#### Available data ####

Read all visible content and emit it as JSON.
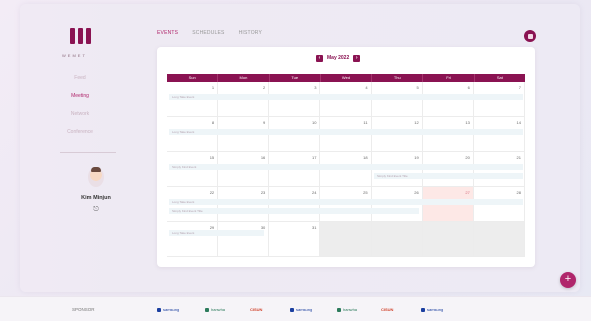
{
  "app": {
    "logo_text": "WEMET"
  },
  "sidebar": {
    "items": [
      {
        "label": "Feed",
        "active": false
      },
      {
        "label": "Meeting",
        "active": true
      },
      {
        "label": "Network",
        "active": false
      },
      {
        "label": "Conference",
        "active": false
      }
    ],
    "user_name": "Kim Minjun"
  },
  "tabs": [
    {
      "label": "EVENTS",
      "active": true
    },
    {
      "label": "SCHEDULES",
      "active": false
    },
    {
      "label": "HISTORY",
      "active": false
    }
  ],
  "calendar": {
    "month_label": "May 2022",
    "prev_icon": "‹",
    "next_icon": "›",
    "weekdays": [
      "Sun",
      "Mon",
      "Tue",
      "Wed",
      "Thu",
      "Fri",
      "Sat"
    ],
    "weeks": [
      [
        {
          "num": "",
          "state": "normal"
        },
        {
          "num": "1",
          "state": "normal"
        }
      ]
    ],
    "days": [
      [
        "1",
        "2",
        "3",
        "4",
        "5",
        "6",
        "7"
      ],
      [
        "8",
        "9",
        "10",
        "11",
        "12",
        "13",
        "14"
      ],
      [
        "15",
        "16",
        "17",
        "18",
        "19",
        "20",
        "21"
      ],
      [
        "22",
        "23",
        "24",
        "25",
        "26",
        "27",
        "28"
      ],
      [
        "29",
        "30",
        "31",
        "",
        "",
        "",
        ""
      ]
    ],
    "event_label": "Long Take Event",
    "event_label_2": "Simply Kind Event",
    "event_label_3": "Simply Kind Event Title"
  },
  "fab": {
    "icon": "+"
  },
  "sponsor": {
    "label": "SPONSOR",
    "logos": [
      "samsung",
      "hanwha",
      "CISUN",
      "samsung",
      "hanwha",
      "CISUN",
      "samsung"
    ]
  },
  "colors": {
    "accent": "#8a1352",
    "accent_light": "#b0266b",
    "highlight_day": "#fde8e6"
  }
}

####

▶ [Given problem] Print the complete listing exactly as it stands, without its pictures.

▶ [Answer to this problem]
Read all visible content and emit it as JSON.
{
  "app": {
    "logo_text": "WEMET"
  },
  "sidebar": {
    "items": [
      {
        "label": "Feed",
        "active": false
      },
      {
        "label": "Meeting",
        "active": true
      },
      {
        "label": "Network",
        "active": false
      },
      {
        "label": "Conference",
        "active": false
      }
    ],
    "user_name": "Kim Minjun"
  },
  "tabs": [
    {
      "label": "EVENTS",
      "active": true
    },
    {
      "label": "SCHEDULES",
      "active": false
    },
    {
      "label": "HISTORY",
      "active": false
    }
  ],
  "calendar": {
    "month_label": "May 2022",
    "prev_icon": "‹",
    "next_icon": "›",
    "weekdays": [
      "Sun",
      "Mon",
      "Tue",
      "Wed",
      "Thu",
      "Fri",
      "Sat"
    ],
    "weeks": [
      [
        {
          "num": "",
          "state": "normal"
        },
        {
          "num": "1",
          "state": "normal"
        }
      ]
    ],
    "days": [
      [
        "1",
        "2",
        "3",
        "4",
        "5",
        "6",
        "7"
      ],
      [
        "8",
        "9",
        "10",
        "11",
        "12",
        "13",
        "14"
      ],
      [
        "15",
        "16",
        "17",
        "18",
        "19",
        "20",
        "21"
      ],
      [
        "22",
        "23",
        "24",
        "25",
        "26",
        "27",
        "28"
      ],
      [
        "29",
        "30",
        "31",
        "",
        "",
        "",
        ""
      ]
    ],
    "event_label": "Long Take Event",
    "event_label_2": "Simply Kind Event",
    "event_label_3": "Simply Kind Event Title"
  },
  "fab": {
    "icon": "+"
  },
  "sponsor": {
    "label": "SPONSOR",
    "logos": [
      "samsung",
      "hanwha",
      "CISUN",
      "samsung",
      "hanwha",
      "CISUN",
      "samsung"
    ]
  },
  "colors": {
    "accent": "#8a1352",
    "accent_light": "#b0266b",
    "highlight_day": "#fde8e6"
  }
}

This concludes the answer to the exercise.